## Required work
Exact transcription of the following records is needed, with every picture dropped.

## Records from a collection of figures
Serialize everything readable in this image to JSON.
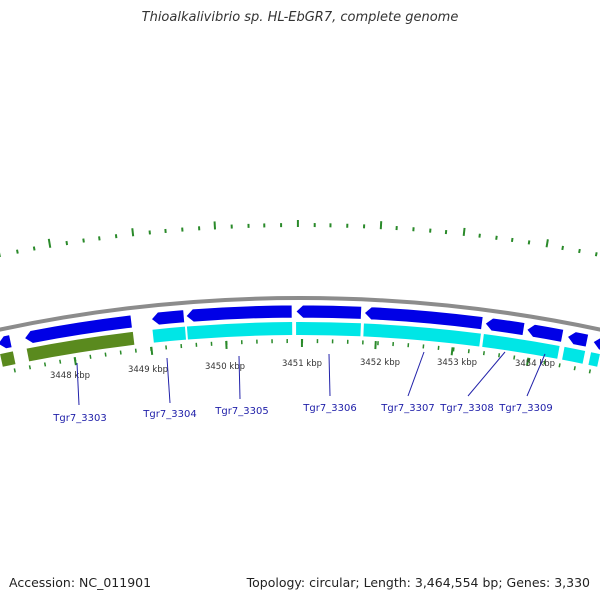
{
  "title": "Thioalkalivibrio sp. HL-EbGR7, complete genome",
  "accession": "Accession: NC_011901",
  "topology": "Topology: circular; Length: 3,464,554 bp; Genes: 3,330",
  "colors": {
    "backbone": "#8c8c8c",
    "forward_gene": "#0000e6",
    "reverse_gene": "#00e6e6",
    "rna_track": "#5a8a1e",
    "tick": "#2a8a2a",
    "label": "#2222aa",
    "scale_text": "#333333"
  },
  "scale_labels": [
    "3448 kbp",
    "3449 kbp",
    "3450 kbp",
    "3451 kbp",
    "3452 kbp",
    "3453 kbp",
    "3454 kbp"
  ],
  "gene_labels": [
    "Tgr7_3303",
    "Tgr7_3304",
    "Tgr7_3305",
    "Tgr7_3306",
    "Tgr7_3307",
    "Tgr7_3308",
    "Tgr7_3309"
  ]
}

## Answer to this exercise
Serialize everything readable in this image to JSON.
{
  "title": "Thioalkalivibrio sp. HL-EbGR7, complete genome",
  "accession": "Accession: NC_011901",
  "topology": "Topology: circular; Length: 3,464,554 bp; Genes: 3,330",
  "colors": {
    "backbone": "#8c8c8c",
    "forward_gene": "#0000e6",
    "reverse_gene": "#00e6e6",
    "rna_track": "#5a8a1e",
    "tick": "#2a8a2a",
    "label": "#2222aa",
    "scale_text": "#333333"
  },
  "scale_labels": [
    "3448 kbp",
    "3449 kbp",
    "3450 kbp",
    "3451 kbp",
    "3452 kbp",
    "3453 kbp",
    "3454 kbp"
  ],
  "gene_labels": [
    "Tgr7_3303",
    "Tgr7_3304",
    "Tgr7_3305",
    "Tgr7_3306",
    "Tgr7_3307",
    "Tgr7_3308",
    "Tgr7_3309"
  ]
}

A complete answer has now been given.